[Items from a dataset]
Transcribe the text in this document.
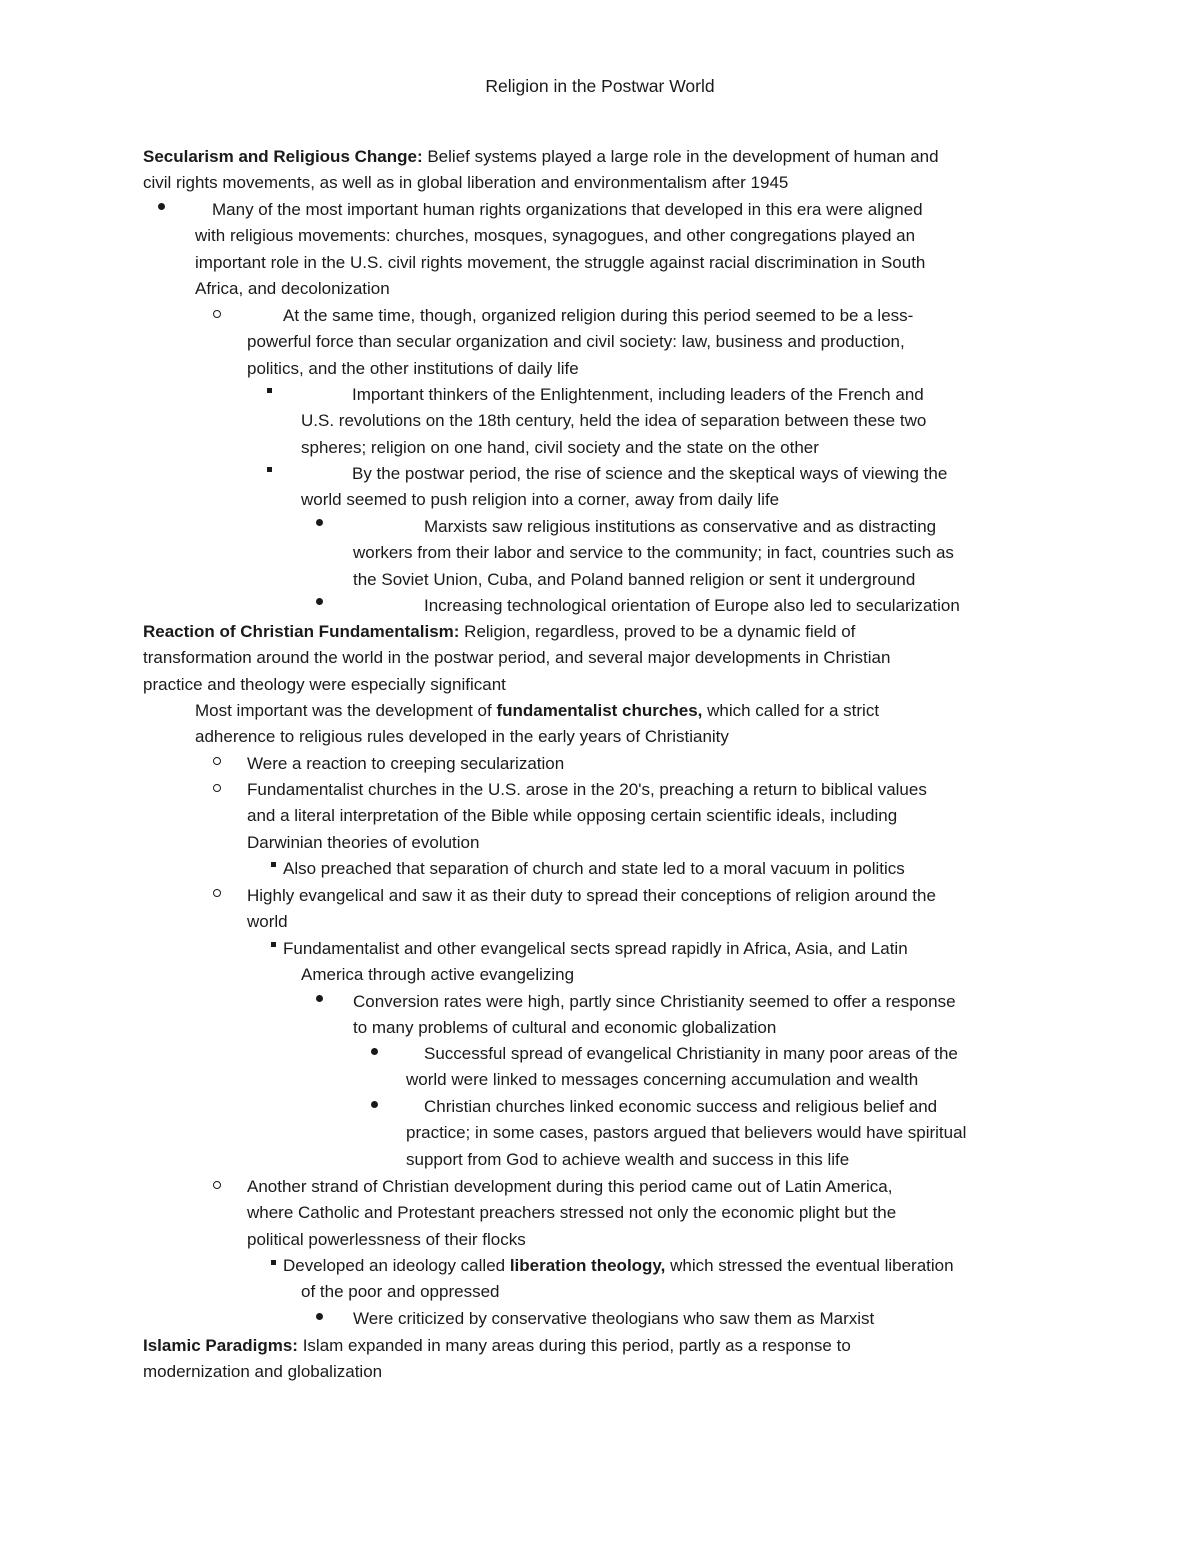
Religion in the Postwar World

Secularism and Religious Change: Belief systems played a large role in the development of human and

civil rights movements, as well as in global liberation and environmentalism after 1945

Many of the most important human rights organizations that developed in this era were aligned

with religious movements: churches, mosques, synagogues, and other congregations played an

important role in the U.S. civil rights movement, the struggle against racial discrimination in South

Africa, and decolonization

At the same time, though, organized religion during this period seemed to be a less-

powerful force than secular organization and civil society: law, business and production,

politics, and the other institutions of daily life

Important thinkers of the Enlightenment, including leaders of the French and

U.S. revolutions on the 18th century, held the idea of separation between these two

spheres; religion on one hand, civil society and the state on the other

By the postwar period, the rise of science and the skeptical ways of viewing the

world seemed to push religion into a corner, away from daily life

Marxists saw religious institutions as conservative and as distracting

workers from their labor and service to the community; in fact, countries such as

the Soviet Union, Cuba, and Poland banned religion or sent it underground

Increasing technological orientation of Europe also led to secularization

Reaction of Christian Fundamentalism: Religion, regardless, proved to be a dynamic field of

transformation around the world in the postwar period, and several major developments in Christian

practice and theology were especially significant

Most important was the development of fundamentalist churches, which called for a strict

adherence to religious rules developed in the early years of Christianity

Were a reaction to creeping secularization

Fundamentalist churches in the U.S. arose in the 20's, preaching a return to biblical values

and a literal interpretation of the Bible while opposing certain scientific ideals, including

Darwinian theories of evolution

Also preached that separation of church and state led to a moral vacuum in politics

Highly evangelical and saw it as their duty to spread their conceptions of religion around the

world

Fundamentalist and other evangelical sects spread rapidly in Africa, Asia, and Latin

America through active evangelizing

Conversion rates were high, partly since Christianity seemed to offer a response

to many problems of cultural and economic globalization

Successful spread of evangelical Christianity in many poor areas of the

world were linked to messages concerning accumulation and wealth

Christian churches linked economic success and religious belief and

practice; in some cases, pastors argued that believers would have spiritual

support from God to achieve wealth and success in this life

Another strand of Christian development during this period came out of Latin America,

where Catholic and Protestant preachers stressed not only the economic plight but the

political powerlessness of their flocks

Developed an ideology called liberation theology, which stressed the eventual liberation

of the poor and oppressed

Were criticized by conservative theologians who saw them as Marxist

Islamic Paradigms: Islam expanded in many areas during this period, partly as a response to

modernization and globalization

...

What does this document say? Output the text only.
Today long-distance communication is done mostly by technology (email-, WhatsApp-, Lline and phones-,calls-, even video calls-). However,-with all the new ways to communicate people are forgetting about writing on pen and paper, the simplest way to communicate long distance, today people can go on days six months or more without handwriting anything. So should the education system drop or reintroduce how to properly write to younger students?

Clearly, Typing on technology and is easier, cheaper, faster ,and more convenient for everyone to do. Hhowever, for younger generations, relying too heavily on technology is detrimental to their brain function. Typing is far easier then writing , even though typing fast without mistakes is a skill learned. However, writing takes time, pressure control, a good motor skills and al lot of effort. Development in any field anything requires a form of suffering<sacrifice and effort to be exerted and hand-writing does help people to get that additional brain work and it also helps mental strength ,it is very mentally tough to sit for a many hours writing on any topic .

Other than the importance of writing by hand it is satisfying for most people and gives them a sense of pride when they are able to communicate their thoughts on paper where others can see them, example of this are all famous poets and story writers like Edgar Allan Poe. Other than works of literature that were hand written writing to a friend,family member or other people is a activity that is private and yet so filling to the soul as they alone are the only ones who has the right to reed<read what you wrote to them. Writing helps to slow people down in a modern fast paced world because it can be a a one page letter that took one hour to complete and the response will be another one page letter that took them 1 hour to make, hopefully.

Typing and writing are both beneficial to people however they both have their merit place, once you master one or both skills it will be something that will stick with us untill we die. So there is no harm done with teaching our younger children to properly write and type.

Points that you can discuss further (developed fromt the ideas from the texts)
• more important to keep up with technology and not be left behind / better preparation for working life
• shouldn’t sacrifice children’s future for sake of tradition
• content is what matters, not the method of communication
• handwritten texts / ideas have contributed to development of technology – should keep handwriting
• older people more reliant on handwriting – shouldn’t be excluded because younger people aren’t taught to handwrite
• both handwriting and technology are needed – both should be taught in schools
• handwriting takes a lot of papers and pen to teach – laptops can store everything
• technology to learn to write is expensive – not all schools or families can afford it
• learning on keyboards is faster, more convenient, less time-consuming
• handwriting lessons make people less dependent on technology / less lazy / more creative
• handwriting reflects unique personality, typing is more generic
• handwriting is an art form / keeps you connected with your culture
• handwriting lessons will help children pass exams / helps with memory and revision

--

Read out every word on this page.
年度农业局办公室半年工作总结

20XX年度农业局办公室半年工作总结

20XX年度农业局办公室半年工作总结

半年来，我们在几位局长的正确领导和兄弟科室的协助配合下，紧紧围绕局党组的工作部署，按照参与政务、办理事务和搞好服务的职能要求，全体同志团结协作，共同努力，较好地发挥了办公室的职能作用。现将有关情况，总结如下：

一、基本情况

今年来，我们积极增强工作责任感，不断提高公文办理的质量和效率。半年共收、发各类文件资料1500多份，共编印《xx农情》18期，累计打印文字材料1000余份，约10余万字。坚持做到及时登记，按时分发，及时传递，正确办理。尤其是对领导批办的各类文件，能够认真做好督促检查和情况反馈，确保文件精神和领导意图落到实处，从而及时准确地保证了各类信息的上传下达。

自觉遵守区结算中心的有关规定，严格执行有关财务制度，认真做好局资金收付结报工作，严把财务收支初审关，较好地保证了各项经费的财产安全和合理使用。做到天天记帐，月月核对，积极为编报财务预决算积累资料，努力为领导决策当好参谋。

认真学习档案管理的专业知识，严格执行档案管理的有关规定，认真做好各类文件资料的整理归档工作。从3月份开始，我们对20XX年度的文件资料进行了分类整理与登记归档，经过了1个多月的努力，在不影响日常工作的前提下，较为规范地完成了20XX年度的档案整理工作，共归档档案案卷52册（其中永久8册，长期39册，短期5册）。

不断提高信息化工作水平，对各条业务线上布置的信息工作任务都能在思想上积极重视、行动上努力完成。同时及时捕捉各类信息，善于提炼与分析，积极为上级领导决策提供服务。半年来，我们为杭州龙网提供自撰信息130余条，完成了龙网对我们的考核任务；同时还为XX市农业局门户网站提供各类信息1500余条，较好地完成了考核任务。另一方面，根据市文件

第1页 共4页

## Description of the task
Pull every line containing "role" out of the records.

## Task solution
Secularism and Religious Change: Belief systems played a large role in the development of human and
important role in the U.S. civil rights movement, the struggle against racial discrimination in South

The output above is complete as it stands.